╔══
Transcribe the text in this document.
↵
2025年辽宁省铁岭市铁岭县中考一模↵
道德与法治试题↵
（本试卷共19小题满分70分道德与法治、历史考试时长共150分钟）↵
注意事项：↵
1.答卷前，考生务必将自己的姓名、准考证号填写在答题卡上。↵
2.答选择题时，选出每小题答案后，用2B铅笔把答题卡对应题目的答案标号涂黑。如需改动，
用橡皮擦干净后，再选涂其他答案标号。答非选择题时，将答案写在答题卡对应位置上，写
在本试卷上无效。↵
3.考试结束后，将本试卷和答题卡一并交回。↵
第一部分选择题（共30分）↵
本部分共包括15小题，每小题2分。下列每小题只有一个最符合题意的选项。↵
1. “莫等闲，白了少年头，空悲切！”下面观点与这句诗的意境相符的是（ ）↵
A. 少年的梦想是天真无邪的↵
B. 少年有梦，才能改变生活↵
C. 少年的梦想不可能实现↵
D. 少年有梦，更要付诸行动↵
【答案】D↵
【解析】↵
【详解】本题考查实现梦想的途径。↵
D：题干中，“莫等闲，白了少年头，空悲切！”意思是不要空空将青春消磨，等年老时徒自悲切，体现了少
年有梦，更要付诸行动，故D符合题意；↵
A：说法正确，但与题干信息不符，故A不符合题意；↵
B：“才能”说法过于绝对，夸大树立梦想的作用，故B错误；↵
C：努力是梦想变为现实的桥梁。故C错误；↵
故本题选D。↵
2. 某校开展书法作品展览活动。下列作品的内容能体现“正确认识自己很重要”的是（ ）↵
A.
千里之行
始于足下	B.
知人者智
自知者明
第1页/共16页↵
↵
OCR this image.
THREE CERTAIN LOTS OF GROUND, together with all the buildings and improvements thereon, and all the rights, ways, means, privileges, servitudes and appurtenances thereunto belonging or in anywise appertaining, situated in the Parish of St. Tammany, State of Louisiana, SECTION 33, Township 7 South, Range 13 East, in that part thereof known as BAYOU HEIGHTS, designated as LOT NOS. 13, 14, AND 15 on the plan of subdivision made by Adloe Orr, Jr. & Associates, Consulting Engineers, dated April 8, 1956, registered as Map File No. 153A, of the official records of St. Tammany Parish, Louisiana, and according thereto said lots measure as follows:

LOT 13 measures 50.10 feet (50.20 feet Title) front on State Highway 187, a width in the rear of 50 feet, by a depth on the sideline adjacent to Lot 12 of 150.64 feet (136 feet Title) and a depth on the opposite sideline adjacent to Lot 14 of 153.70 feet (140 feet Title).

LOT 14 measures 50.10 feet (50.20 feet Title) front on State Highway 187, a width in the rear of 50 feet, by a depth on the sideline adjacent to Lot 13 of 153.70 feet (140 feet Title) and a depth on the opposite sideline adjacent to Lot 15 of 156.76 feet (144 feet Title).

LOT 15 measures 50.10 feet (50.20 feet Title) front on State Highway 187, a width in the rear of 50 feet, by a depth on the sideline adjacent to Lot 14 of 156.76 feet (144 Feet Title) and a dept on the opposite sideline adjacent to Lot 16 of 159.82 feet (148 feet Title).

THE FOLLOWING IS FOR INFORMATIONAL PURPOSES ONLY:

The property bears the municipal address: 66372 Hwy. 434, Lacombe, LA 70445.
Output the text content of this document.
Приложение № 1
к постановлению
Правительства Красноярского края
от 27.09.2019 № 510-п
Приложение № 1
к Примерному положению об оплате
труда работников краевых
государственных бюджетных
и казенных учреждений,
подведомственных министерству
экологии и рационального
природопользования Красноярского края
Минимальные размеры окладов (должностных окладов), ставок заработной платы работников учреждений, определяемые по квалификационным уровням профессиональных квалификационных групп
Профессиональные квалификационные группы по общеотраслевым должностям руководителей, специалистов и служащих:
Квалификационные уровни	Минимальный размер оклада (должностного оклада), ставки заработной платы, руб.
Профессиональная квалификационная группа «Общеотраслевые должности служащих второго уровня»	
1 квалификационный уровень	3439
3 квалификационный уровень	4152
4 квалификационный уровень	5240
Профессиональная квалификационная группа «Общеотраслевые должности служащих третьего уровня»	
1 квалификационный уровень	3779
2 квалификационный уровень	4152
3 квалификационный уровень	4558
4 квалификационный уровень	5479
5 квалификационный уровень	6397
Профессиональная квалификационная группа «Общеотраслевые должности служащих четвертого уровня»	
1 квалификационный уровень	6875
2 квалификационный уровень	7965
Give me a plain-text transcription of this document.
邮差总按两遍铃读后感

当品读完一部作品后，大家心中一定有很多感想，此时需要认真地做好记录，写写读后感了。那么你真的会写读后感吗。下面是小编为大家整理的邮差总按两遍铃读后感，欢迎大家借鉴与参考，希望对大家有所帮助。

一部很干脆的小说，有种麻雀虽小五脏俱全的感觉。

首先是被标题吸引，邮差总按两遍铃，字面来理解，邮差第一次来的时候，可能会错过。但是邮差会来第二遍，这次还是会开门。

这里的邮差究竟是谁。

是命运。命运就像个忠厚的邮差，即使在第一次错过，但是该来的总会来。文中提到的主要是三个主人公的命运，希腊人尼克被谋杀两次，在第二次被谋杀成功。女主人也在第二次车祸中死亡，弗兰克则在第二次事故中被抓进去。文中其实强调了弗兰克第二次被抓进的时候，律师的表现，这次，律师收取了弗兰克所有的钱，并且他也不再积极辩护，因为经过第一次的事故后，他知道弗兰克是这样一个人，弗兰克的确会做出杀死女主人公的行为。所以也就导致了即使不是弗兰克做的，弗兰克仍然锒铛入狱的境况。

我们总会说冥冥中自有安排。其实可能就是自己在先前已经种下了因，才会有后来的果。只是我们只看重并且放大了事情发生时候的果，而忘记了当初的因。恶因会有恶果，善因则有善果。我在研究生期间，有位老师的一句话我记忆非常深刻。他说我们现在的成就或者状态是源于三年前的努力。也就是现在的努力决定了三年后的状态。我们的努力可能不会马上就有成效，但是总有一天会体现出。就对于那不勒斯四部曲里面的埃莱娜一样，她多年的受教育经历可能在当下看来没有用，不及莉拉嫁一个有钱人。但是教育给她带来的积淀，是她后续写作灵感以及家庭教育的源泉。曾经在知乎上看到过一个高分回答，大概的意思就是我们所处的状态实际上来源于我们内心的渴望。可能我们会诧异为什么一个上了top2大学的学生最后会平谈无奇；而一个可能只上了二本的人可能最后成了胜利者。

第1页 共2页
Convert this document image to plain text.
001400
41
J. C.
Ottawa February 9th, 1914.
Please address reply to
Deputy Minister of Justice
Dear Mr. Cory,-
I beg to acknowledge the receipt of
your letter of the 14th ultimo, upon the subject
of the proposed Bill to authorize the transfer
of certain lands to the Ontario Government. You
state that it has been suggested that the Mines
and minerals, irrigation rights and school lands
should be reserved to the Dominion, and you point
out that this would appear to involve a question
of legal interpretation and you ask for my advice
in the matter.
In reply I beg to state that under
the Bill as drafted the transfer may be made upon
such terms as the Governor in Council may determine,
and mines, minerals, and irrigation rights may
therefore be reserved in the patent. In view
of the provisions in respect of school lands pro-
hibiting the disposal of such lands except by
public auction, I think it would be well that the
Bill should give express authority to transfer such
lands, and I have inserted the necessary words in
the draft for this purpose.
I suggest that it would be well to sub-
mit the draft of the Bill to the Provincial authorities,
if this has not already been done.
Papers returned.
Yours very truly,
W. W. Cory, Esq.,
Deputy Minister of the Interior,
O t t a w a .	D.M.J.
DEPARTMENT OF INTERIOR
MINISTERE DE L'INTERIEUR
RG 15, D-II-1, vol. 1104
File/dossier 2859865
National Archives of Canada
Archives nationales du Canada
╚══
● Given instruction
Scan the material and collect every line that contains "должности".

● Problem solution
Профессиональная квалификационная группа «Общеотраслевые должности служащих второго уровня»	
Профессиональная квалификационная группа «Общеотраслевые должности служащих третьего уровня»	
Профессиональная квалификационная группа «Общеотраслевые должности служащих четвертого уровня»	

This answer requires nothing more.